◆ **BRIEF**
Extract the full listing verbatim and drop any pictures from your copy.

◆ **SUPPLIED MATERIAL**

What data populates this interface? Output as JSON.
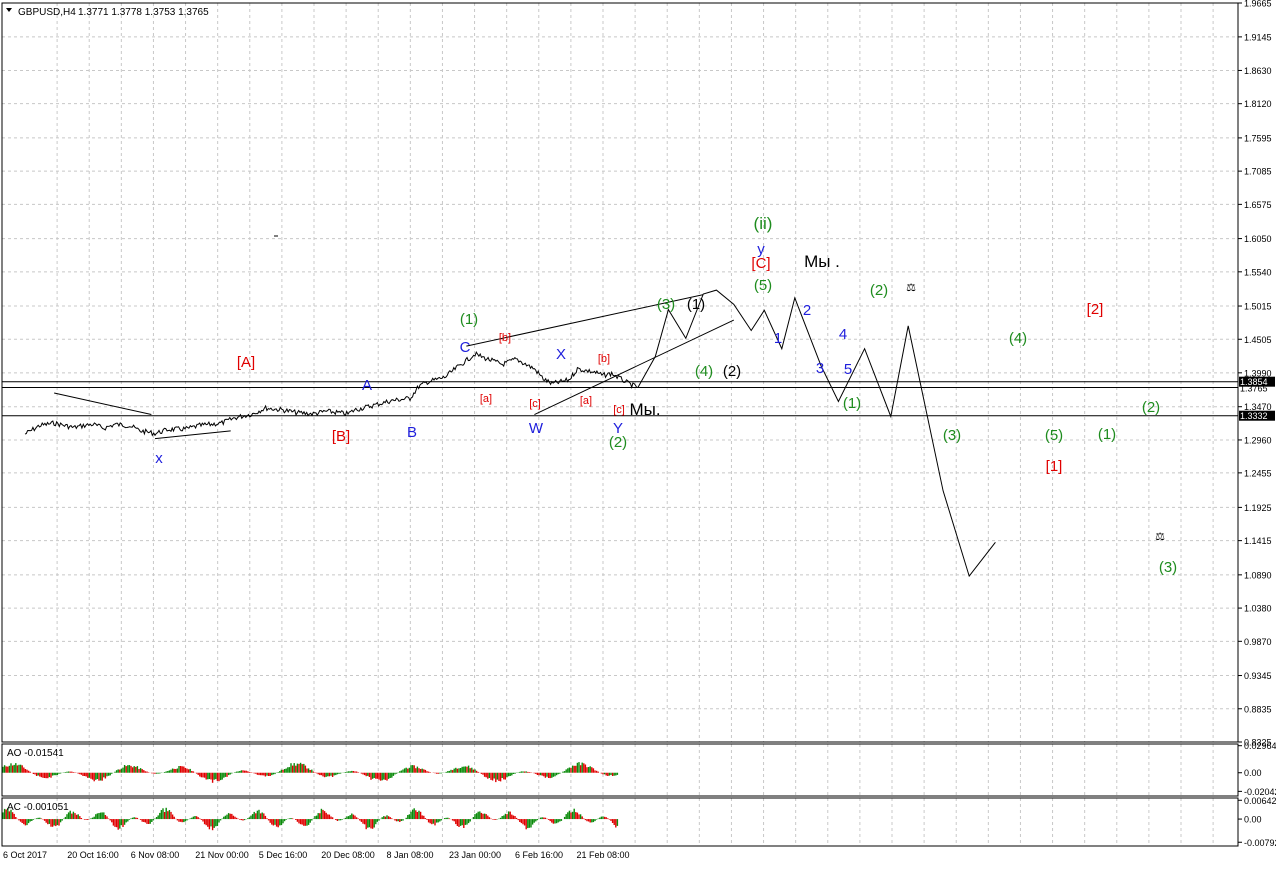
{
  "header": {
    "symbol": "GBPUSD,H4",
    "quotes": "1.3771 1.3778 1.3753 1.3765"
  },
  "colors": {
    "grid": "#c8c8c8",
    "wave_red": "#e00000",
    "wave_green": "#1e8c1e",
    "wave_blue": "#1e1edc",
    "wave_black": "#000000",
    "osc_up": "#0a8a0a",
    "osc_down": "#e00000",
    "price_label_bg": "#000000"
  },
  "chart_data": [
    {
      "type": "line",
      "panel": "main",
      "ylim": [
        0.8325,
        1.9665
      ],
      "y_ticks": [
        "1.9665",
        "1.9145",
        "1.8630",
        "1.8120",
        "1.7595",
        "1.7085",
        "1.6575",
        "1.6050",
        "1.5540",
        "1.5015",
        "1.4505",
        "1.3990",
        "1.3470",
        "1.2960",
        "1.2455",
        "1.1925",
        "1.1415",
        "1.0890",
        "1.0380",
        "0.9870",
        "0.9345",
        "0.8835",
        "0.8325"
      ],
      "price_labels": [
        {
          "label": "1.3854",
          "value": 1.3854
        },
        {
          "label": "1.3765",
          "value": 1.3765
        },
        {
          "label": "1.3332",
          "value": 1.3332
        }
      ],
      "x_labels": [
        "6 Oct 2017",
        "20 Oct 16:00",
        "6 Nov 08:00",
        "21 Nov 00:00",
        "5 Dec 16:00",
        "20 Dec 08:00",
        "8 Jan 08:00",
        "23 Jan 00:00",
        "6 Feb 16:00",
        "21 Feb 08:00"
      ],
      "series": [
        {
          "price_path": [
            [
              "6 Oct 2017",
              1.305
            ],
            [
              "9 Oct",
              1.318
            ],
            [
              "12 Oct",
              1.322
            ],
            [
              "16 Oct",
              1.315
            ],
            [
              "18 Oct",
              1.318
            ],
            [
              "20 Oct",
              1.32
            ],
            [
              "23 Oct",
              1.314
            ],
            [
              "26 Oct",
              1.32
            ],
            [
              "30 Oct",
              1.318
            ],
            [
              "2 Nov",
              1.31
            ],
            [
              "6 Nov",
              1.306
            ],
            [
              "9 Nov",
              1.312
            ],
            [
              "13 Nov",
              1.313
            ],
            [
              "16 Nov",
              1.318
            ],
            [
              "21 Nov",
              1.322
            ],
            [
              "24 Nov",
              1.33
            ],
            [
              "28 Nov",
              1.336
            ],
            [
              "1 Dec",
              1.345
            ],
            [
              "5 Dec",
              1.342
            ],
            [
              "8 Dec",
              1.338
            ],
            [
              "12 Dec",
              1.336
            ],
            [
              "15 Dec",
              1.34
            ],
            [
              "20 Dec",
              1.336
            ],
            [
              "22 Dec",
              1.342
            ],
            [
              "27 Dec",
              1.348
            ],
            [
              "2 Jan",
              1.356
            ],
            [
              "5 Jan",
              1.358
            ],
            [
              "8 Jan",
              1.36
            ],
            [
              "10 Jan",
              1.378
            ],
            [
              "12 Jan",
              1.385
            ],
            [
              "16 Jan",
              1.392
            ],
            [
              "19 Jan",
              1.408
            ],
            [
              "23 Jan",
              1.428
            ],
            [
              "25 Jan",
              1.422
            ],
            [
              "29 Jan",
              1.412
            ],
            [
              "1 Feb",
              1.42
            ],
            [
              "5 Feb",
              1.405
            ],
            [
              "7 Feb",
              1.39
            ],
            [
              "9 Feb",
              1.382
            ],
            [
              "13 Feb",
              1.388
            ],
            [
              "15 Feb",
              1.405
            ],
            [
              "19 Feb",
              1.4
            ],
            [
              "21 Feb",
              1.395
            ],
            [
              "23 Feb",
              1.398
            ],
            [
              "27 Feb",
              1.382
            ],
            [
              "1 Mar",
              1.3765
            ]
          ],
          "forecast_path": [
            [
              "1 Mar",
              1.3765
            ],
            [
              "5 Mar",
              1.424
            ],
            [
              "8 Mar",
              1.496
            ],
            [
              "12 Mar",
              1.452
            ],
            [
              "16 Mar",
              1.52
            ],
            [
              "19 Mar",
              1.526
            ],
            [
              "23 Mar",
              1.504
            ],
            [
              "27 Mar",
              1.464
            ],
            [
              "30 Mar",
              1.495
            ],
            [
              "3 Apr",
              1.436
            ],
            [
              "6 Apr",
              1.514
            ],
            [
              "12 Apr",
              1.41
            ],
            [
              "16 Apr",
              1.355
            ],
            [
              "22 Apr",
              1.436
            ],
            [
              "28 Apr",
              1.332
            ],
            [
              "2 May",
              1.471
            ],
            [
              "10 May",
              1.218
            ],
            [
              "16 May",
              1.087
            ],
            [
              "22 May",
              1.139
            ]
          ]
        }
      ],
      "wave_labels": [
        {
          "text": "x",
          "color": "blue"
        },
        {
          "text": "[A]",
          "color": "red"
        },
        {
          "text": "[B]",
          "color": "red"
        },
        {
          "text": "A",
          "color": "blue"
        },
        {
          "text": "B",
          "color": "blue"
        },
        {
          "text": "(1)",
          "color": "green"
        },
        {
          "text": "C",
          "color": "blue"
        },
        {
          "text": "[b]",
          "color": "red"
        },
        {
          "text": "[a]",
          "color": "red"
        },
        {
          "text": "[c]",
          "color": "red"
        },
        {
          "text": "W",
          "color": "blue"
        },
        {
          "text": "X",
          "color": "blue"
        },
        {
          "text": "[b]",
          "color": "red"
        },
        {
          "text": "[a]",
          "color": "red"
        },
        {
          "text": "[c]",
          "color": "red"
        },
        {
          "text": "Мы.",
          "color": "black"
        },
        {
          "text": "Y",
          "color": "blue"
        },
        {
          "text": "(2)",
          "color": "green"
        },
        {
          "text": "(3)",
          "color": "green"
        },
        {
          "text": "(1)",
          "color": "black"
        },
        {
          "text": "(4)",
          "color": "green"
        },
        {
          "text": "(2)",
          "color": "black"
        },
        {
          "text": "(ii)",
          "color": "green"
        },
        {
          "text": "y",
          "color": "blue"
        },
        {
          "text": "[C]",
          "color": "red"
        },
        {
          "text": "(5)",
          "color": "green"
        },
        {
          "text": "Мы .",
          "color": "black"
        },
        {
          "text": "1",
          "color": "blue"
        },
        {
          "text": "2",
          "color": "blue"
        },
        {
          "text": "3",
          "color": "blue"
        },
        {
          "text": "4",
          "color": "blue"
        },
        {
          "text": "5",
          "color": "blue"
        },
        {
          "text": "(1)",
          "color": "green"
        },
        {
          "text": "(2)",
          "color": "green"
        },
        {
          "text": "(3)",
          "color": "green"
        },
        {
          "text": "(4)",
          "color": "green"
        },
        {
          "text": "(5)",
          "color": "green"
        },
        {
          "text": "[1]",
          "color": "red"
        },
        {
          "text": "[2]",
          "color": "red"
        },
        {
          "text": "(2)",
          "color": "green"
        },
        {
          "text": "(1)",
          "color": "green"
        },
        {
          "text": "(3)",
          "color": "green"
        }
      ]
    },
    {
      "type": "bar",
      "panel": "ao",
      "title": "AO -0.01541",
      "y_ticks": [
        "0.02964",
        "0.00",
        "-0.02042"
      ],
      "ylim": [
        -0.0255,
        0.0315
      ]
    },
    {
      "type": "bar",
      "panel": "ac",
      "title": "AC -0.001051",
      "y_ticks": [
        "0.006426",
        "0.00",
        "-0.00792"
      ],
      "ylim": [
        -0.0092,
        0.0072
      ]
    }
  ]
}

◆ **SOLVED EXERCISE**
What data populates this interface? Output as JSON.
{
  "header": {
    "symbol": "GBPUSD,H4",
    "quotes": "1.3771 1.3778 1.3753 1.3765"
  },
  "colors": {
    "grid": "#c8c8c8",
    "wave_red": "#e00000",
    "wave_green": "#1e8c1e",
    "wave_blue": "#1e1edc",
    "wave_black": "#000000",
    "osc_up": "#0a8a0a",
    "osc_down": "#e00000",
    "price_label_bg": "#000000"
  },
  "chart_data": [
    {
      "type": "line",
      "panel": "main",
      "ylim": [
        0.8325,
        1.9665
      ],
      "y_ticks": [
        "1.9665",
        "1.9145",
        "1.8630",
        "1.8120",
        "1.7595",
        "1.7085",
        "1.6575",
        "1.6050",
        "1.5540",
        "1.5015",
        "1.4505",
        "1.3990",
        "1.3470",
        "1.2960",
        "1.2455",
        "1.1925",
        "1.1415",
        "1.0890",
        "1.0380",
        "0.9870",
        "0.9345",
        "0.8835",
        "0.8325"
      ],
      "price_labels": [
        {
          "label": "1.3854",
          "value": 1.3854
        },
        {
          "label": "1.3765",
          "value": 1.3765
        },
        {
          "label": "1.3332",
          "value": 1.3332
        }
      ],
      "x_labels": [
        "6 Oct 2017",
        "20 Oct 16:00",
        "6 Nov 08:00",
        "21 Nov 00:00",
        "5 Dec 16:00",
        "20 Dec 08:00",
        "8 Jan 08:00",
        "23 Jan 00:00",
        "6 Feb 16:00",
        "21 Feb 08:00"
      ],
      "series": [
        {
          "price_path": [
            [
              "6 Oct 2017",
              1.305
            ],
            [
              "9 Oct",
              1.318
            ],
            [
              "12 Oct",
              1.322
            ],
            [
              "16 Oct",
              1.315
            ],
            [
              "18 Oct",
              1.318
            ],
            [
              "20 Oct",
              1.32
            ],
            [
              "23 Oct",
              1.314
            ],
            [
              "26 Oct",
              1.32
            ],
            [
              "30 Oct",
              1.318
            ],
            [
              "2 Nov",
              1.31
            ],
            [
              "6 Nov",
              1.306
            ],
            [
              "9 Nov",
              1.312
            ],
            [
              "13 Nov",
              1.313
            ],
            [
              "16 Nov",
              1.318
            ],
            [
              "21 Nov",
              1.322
            ],
            [
              "24 Nov",
              1.33
            ],
            [
              "28 Nov",
              1.336
            ],
            [
              "1 Dec",
              1.345
            ],
            [
              "5 Dec",
              1.342
            ],
            [
              "8 Dec",
              1.338
            ],
            [
              "12 Dec",
              1.336
            ],
            [
              "15 Dec",
              1.34
            ],
            [
              "20 Dec",
              1.336
            ],
            [
              "22 Dec",
              1.342
            ],
            [
              "27 Dec",
              1.348
            ],
            [
              "2 Jan",
              1.356
            ],
            [
              "5 Jan",
              1.358
            ],
            [
              "8 Jan",
              1.36
            ],
            [
              "10 Jan",
              1.378
            ],
            [
              "12 Jan",
              1.385
            ],
            [
              "16 Jan",
              1.392
            ],
            [
              "19 Jan",
              1.408
            ],
            [
              "23 Jan",
              1.428
            ],
            [
              "25 Jan",
              1.422
            ],
            [
              "29 Jan",
              1.412
            ],
            [
              "1 Feb",
              1.42
            ],
            [
              "5 Feb",
              1.405
            ],
            [
              "7 Feb",
              1.39
            ],
            [
              "9 Feb",
              1.382
            ],
            [
              "13 Feb",
              1.388
            ],
            [
              "15 Feb",
              1.405
            ],
            [
              "19 Feb",
              1.4
            ],
            [
              "21 Feb",
              1.395
            ],
            [
              "23 Feb",
              1.398
            ],
            [
              "27 Feb",
              1.382
            ],
            [
              "1 Mar",
              1.3765
            ]
          ],
          "forecast_path": [
            [
              "1 Mar",
              1.3765
            ],
            [
              "5 Mar",
              1.424
            ],
            [
              "8 Mar",
              1.496
            ],
            [
              "12 Mar",
              1.452
            ],
            [
              "16 Mar",
              1.52
            ],
            [
              "19 Mar",
              1.526
            ],
            [
              "23 Mar",
              1.504
            ],
            [
              "27 Mar",
              1.464
            ],
            [
              "30 Mar",
              1.495
            ],
            [
              "3 Apr",
              1.436
            ],
            [
              "6 Apr",
              1.514
            ],
            [
              "12 Apr",
              1.41
            ],
            [
              "16 Apr",
              1.355
            ],
            [
              "22 Apr",
              1.436
            ],
            [
              "28 Apr",
              1.332
            ],
            [
              "2 May",
              1.471
            ],
            [
              "10 May",
              1.218
            ],
            [
              "16 May",
              1.087
            ],
            [
              "22 May",
              1.139
            ]
          ]
        }
      ],
      "wave_labels": [
        {
          "text": "x",
          "color": "blue"
        },
        {
          "text": "[A]",
          "color": "red"
        },
        {
          "text": "[B]",
          "color": "red"
        },
        {
          "text": "A",
          "color": "blue"
        },
        {
          "text": "B",
          "color": "blue"
        },
        {
          "text": "(1)",
          "color": "green"
        },
        {
          "text": "C",
          "color": "blue"
        },
        {
          "text": "[b]",
          "color": "red"
        },
        {
          "text": "[a]",
          "color": "red"
        },
        {
          "text": "[c]",
          "color": "red"
        },
        {
          "text": "W",
          "color": "blue"
        },
        {
          "text": "X",
          "color": "blue"
        },
        {
          "text": "[b]",
          "color": "red"
        },
        {
          "text": "[a]",
          "color": "red"
        },
        {
          "text": "[c]",
          "color": "red"
        },
        {
          "text": "Мы.",
          "color": "black"
        },
        {
          "text": "Y",
          "color": "blue"
        },
        {
          "text": "(2)",
          "color": "green"
        },
        {
          "text": "(3)",
          "color": "green"
        },
        {
          "text": "(1)",
          "color": "black"
        },
        {
          "text": "(4)",
          "color": "green"
        },
        {
          "text": "(2)",
          "color": "black"
        },
        {
          "text": "(ii)",
          "color": "green"
        },
        {
          "text": "y",
          "color": "blue"
        },
        {
          "text": "[C]",
          "color": "red"
        },
        {
          "text": "(5)",
          "color": "green"
        },
        {
          "text": "Мы .",
          "color": "black"
        },
        {
          "text": "1",
          "color": "blue"
        },
        {
          "text": "2",
          "color": "blue"
        },
        {
          "text": "3",
          "color": "blue"
        },
        {
          "text": "4",
          "color": "blue"
        },
        {
          "text": "5",
          "color": "blue"
        },
        {
          "text": "(1)",
          "color": "green"
        },
        {
          "text": "(2)",
          "color": "green"
        },
        {
          "text": "(3)",
          "color": "green"
        },
        {
          "text": "(4)",
          "color": "green"
        },
        {
          "text": "(5)",
          "color": "green"
        },
        {
          "text": "[1]",
          "color": "red"
        },
        {
          "text": "[2]",
          "color": "red"
        },
        {
          "text": "(2)",
          "color": "green"
        },
        {
          "text": "(1)",
          "color": "green"
        },
        {
          "text": "(3)",
          "color": "green"
        }
      ]
    },
    {
      "type": "bar",
      "panel": "ao",
      "title": "AO -0.01541",
      "y_ticks": [
        "0.02964",
        "0.00",
        "-0.02042"
      ],
      "ylim": [
        -0.0255,
        0.0315
      ]
    },
    {
      "type": "bar",
      "panel": "ac",
      "title": "AC -0.001051",
      "y_ticks": [
        "0.006426",
        "0.00",
        "-0.00792"
      ],
      "ylim": [
        -0.0092,
        0.0072
      ]
    }
  ]
}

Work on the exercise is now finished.